Work instructions – Write down every entry below once more, exactly.

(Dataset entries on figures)
::::::::

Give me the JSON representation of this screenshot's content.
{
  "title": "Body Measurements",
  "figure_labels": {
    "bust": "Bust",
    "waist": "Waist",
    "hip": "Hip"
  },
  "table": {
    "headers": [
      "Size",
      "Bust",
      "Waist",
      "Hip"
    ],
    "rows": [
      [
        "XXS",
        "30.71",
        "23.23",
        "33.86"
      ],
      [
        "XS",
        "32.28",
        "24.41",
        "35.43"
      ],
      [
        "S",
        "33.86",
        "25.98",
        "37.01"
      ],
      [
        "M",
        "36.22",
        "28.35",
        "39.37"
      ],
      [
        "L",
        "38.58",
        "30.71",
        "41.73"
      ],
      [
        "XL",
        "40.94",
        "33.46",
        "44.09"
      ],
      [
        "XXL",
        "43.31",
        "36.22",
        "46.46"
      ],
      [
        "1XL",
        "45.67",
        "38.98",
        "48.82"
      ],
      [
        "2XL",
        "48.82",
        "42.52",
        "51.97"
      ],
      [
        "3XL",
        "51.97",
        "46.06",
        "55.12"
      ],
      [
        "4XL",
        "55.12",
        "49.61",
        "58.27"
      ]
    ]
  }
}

::::::::

Full response –
Give me the JSON representation of this screenshot's content.
{
  "title": "Body Measurements",
  "figure_labels": {
    "bust": "Bust",
    "waist": "Waist",
    "hip": "Hip"
  },
  "table": {
    "headers": [
      "Size",
      "Bust",
      "Waist",
      "Hip"
    ],
    "rows": [
      [
        "XXS",
        "30.71",
        "23.23",
        "33.86"
      ],
      [
        "XS",
        "32.28",
        "24.41",
        "35.43"
      ],
      [
        "S",
        "33.86",
        "25.98",
        "37.01"
      ],
      [
        "M",
        "36.22",
        "28.35",
        "39.37"
      ],
      [
        "L",
        "38.58",
        "30.71",
        "41.73"
      ],
      [
        "XL",
        "40.94",
        "33.46",
        "44.09"
      ],
      [
        "XXL",
        "43.31",
        "36.22",
        "46.46"
      ],
      [
        "1XL",
        "45.67",
        "38.98",
        "48.82"
      ],
      [
        "2XL",
        "48.82",
        "42.52",
        "51.97"
      ],
      [
        "3XL",
        "51.97",
        "46.06",
        "55.12"
      ],
      [
        "4XL",
        "55.12",
        "49.61",
        "58.27"
      ]
    ]
  }
}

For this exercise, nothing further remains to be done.